▸ **DATA ROWS**:
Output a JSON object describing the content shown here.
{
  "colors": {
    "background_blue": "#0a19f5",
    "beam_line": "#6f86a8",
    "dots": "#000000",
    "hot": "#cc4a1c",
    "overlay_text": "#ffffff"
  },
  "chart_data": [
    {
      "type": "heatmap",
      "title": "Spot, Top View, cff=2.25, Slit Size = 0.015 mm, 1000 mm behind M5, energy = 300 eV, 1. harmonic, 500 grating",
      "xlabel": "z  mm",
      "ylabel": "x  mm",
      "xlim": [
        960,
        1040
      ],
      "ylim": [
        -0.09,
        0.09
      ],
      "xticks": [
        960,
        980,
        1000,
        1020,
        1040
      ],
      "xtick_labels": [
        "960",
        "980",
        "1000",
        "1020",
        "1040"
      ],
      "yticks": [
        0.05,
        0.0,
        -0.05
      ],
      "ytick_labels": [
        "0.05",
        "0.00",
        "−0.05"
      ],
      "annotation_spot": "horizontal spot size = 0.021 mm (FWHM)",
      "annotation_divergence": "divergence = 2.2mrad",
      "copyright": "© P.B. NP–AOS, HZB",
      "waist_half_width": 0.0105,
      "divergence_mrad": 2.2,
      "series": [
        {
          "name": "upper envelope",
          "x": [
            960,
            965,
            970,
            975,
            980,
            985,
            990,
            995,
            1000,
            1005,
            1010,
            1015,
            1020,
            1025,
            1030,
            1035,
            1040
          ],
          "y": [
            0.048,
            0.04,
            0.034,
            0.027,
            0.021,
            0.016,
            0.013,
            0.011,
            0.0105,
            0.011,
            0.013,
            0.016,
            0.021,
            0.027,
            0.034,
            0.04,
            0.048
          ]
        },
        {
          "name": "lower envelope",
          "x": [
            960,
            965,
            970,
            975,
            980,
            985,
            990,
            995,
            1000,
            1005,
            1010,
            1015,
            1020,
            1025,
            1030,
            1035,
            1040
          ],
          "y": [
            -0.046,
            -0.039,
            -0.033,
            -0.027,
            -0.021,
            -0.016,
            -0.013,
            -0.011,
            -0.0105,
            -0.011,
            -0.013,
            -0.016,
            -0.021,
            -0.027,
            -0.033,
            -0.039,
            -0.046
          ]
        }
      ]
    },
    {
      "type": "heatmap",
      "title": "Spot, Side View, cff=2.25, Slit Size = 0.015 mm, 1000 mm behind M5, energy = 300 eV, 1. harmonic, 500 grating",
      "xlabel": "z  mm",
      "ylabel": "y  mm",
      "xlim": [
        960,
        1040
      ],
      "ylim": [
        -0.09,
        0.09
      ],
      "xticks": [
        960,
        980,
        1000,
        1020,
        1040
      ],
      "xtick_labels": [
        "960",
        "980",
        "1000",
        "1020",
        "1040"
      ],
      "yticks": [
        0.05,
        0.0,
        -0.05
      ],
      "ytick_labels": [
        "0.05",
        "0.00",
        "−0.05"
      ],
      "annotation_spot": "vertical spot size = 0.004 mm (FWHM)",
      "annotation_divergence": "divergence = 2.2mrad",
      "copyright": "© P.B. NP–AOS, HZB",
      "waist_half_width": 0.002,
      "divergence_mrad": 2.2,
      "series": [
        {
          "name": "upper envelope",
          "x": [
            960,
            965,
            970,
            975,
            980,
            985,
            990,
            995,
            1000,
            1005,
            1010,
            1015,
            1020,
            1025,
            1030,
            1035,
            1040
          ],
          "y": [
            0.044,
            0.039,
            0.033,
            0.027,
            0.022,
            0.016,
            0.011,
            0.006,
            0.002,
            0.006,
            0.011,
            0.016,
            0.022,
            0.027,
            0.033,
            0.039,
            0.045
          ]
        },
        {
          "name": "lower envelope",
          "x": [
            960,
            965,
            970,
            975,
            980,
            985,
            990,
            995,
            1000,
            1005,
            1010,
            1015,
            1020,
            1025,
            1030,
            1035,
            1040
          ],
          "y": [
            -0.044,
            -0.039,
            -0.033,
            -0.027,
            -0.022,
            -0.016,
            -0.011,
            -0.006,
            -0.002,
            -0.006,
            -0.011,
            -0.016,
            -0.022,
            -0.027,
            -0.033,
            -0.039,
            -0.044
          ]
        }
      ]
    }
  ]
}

▸ **SET EXERCISE**: Retype all of the entries precisely as they are.

▸ **RESULT**:
Output a JSON object describing the content shown here.
{
  "colors": {
    "background_blue": "#0a19f5",
    "beam_line": "#6f86a8",
    "dots": "#000000",
    "hot": "#cc4a1c",
    "overlay_text": "#ffffff"
  },
  "chart_data": [
    {
      "type": "heatmap",
      "title": "Spot, Top View, cff=2.25, Slit Size = 0.015 mm, 1000 mm behind M5, energy = 300 eV, 1. harmonic, 500 grating",
      "xlabel": "z  mm",
      "ylabel": "x  mm",
      "xlim": [
        960,
        1040
      ],
      "ylim": [
        -0.09,
        0.09
      ],
      "xticks": [
        960,
        980,
        1000,
        1020,
        1040
      ],
      "xtick_labels": [
        "960",
        "980",
        "1000",
        "1020",
        "1040"
      ],
      "yticks": [
        0.05,
        0.0,
        -0.05
      ],
      "ytick_labels": [
        "0.05",
        "0.00",
        "−0.05"
      ],
      "annotation_spot": "horizontal spot size = 0.021 mm (FWHM)",
      "annotation_divergence": "divergence = 2.2mrad",
      "copyright": "© P.B. NP–AOS, HZB",
      "waist_half_width": 0.0105,
      "divergence_mrad": 2.2,
      "series": [
        {
          "name": "upper envelope",
          "x": [
            960,
            965,
            970,
            975,
            980,
            985,
            990,
            995,
            1000,
            1005,
            1010,
            1015,
            1020,
            1025,
            1030,
            1035,
            1040
          ],
          "y": [
            0.048,
            0.04,
            0.034,
            0.027,
            0.021,
            0.016,
            0.013,
            0.011,
            0.0105,
            0.011,
            0.013,
            0.016,
            0.021,
            0.027,
            0.034,
            0.04,
            0.048
          ]
        },
        {
          "name": "lower envelope",
          "x": [
            960,
            965,
            970,
            975,
            980,
            985,
            990,
            995,
            1000,
            1005,
            1010,
            1015,
            1020,
            1025,
            1030,
            1035,
            1040
          ],
          "y": [
            -0.046,
            -0.039,
            -0.033,
            -0.027,
            -0.021,
            -0.016,
            -0.013,
            -0.011,
            -0.0105,
            -0.011,
            -0.013,
            -0.016,
            -0.021,
            -0.027,
            -0.033,
            -0.039,
            -0.046
          ]
        }
      ]
    },
    {
      "type": "heatmap",
      "title": "Spot, Side View, cff=2.25, Slit Size = 0.015 mm, 1000 mm behind M5, energy = 300 eV, 1. harmonic, 500 grating",
      "xlabel": "z  mm",
      "ylabel": "y  mm",
      "xlim": [
        960,
        1040
      ],
      "ylim": [
        -0.09,
        0.09
      ],
      "xticks": [
        960,
        980,
        1000,
        1020,
        1040
      ],
      "xtick_labels": [
        "960",
        "980",
        "1000",
        "1020",
        "1040"
      ],
      "yticks": [
        0.05,
        0.0,
        -0.05
      ],
      "ytick_labels": [
        "0.05",
        "0.00",
        "−0.05"
      ],
      "annotation_spot": "vertical spot size = 0.004 mm (FWHM)",
      "annotation_divergence": "divergence = 2.2mrad",
      "copyright": "© P.B. NP–AOS, HZB",
      "waist_half_width": 0.002,
      "divergence_mrad": 2.2,
      "series": [
        {
          "name": "upper envelope",
          "x": [
            960,
            965,
            970,
            975,
            980,
            985,
            990,
            995,
            1000,
            1005,
            1010,
            1015,
            1020,
            1025,
            1030,
            1035,
            1040
          ],
          "y": [
            0.044,
            0.039,
            0.033,
            0.027,
            0.022,
            0.016,
            0.011,
            0.006,
            0.002,
            0.006,
            0.011,
            0.016,
            0.022,
            0.027,
            0.033,
            0.039,
            0.045
          ]
        },
        {
          "name": "lower envelope",
          "x": [
            960,
            965,
            970,
            975,
            980,
            985,
            990,
            995,
            1000,
            1005,
            1010,
            1015,
            1020,
            1025,
            1030,
            1035,
            1040
          ],
          "y": [
            -0.044,
            -0.039,
            -0.033,
            -0.027,
            -0.022,
            -0.016,
            -0.011,
            -0.006,
            -0.002,
            -0.006,
            -0.011,
            -0.016,
            -0.022,
            -0.027,
            -0.033,
            -0.039,
            -0.044
          ]
        }
      ]
    }
  ]
}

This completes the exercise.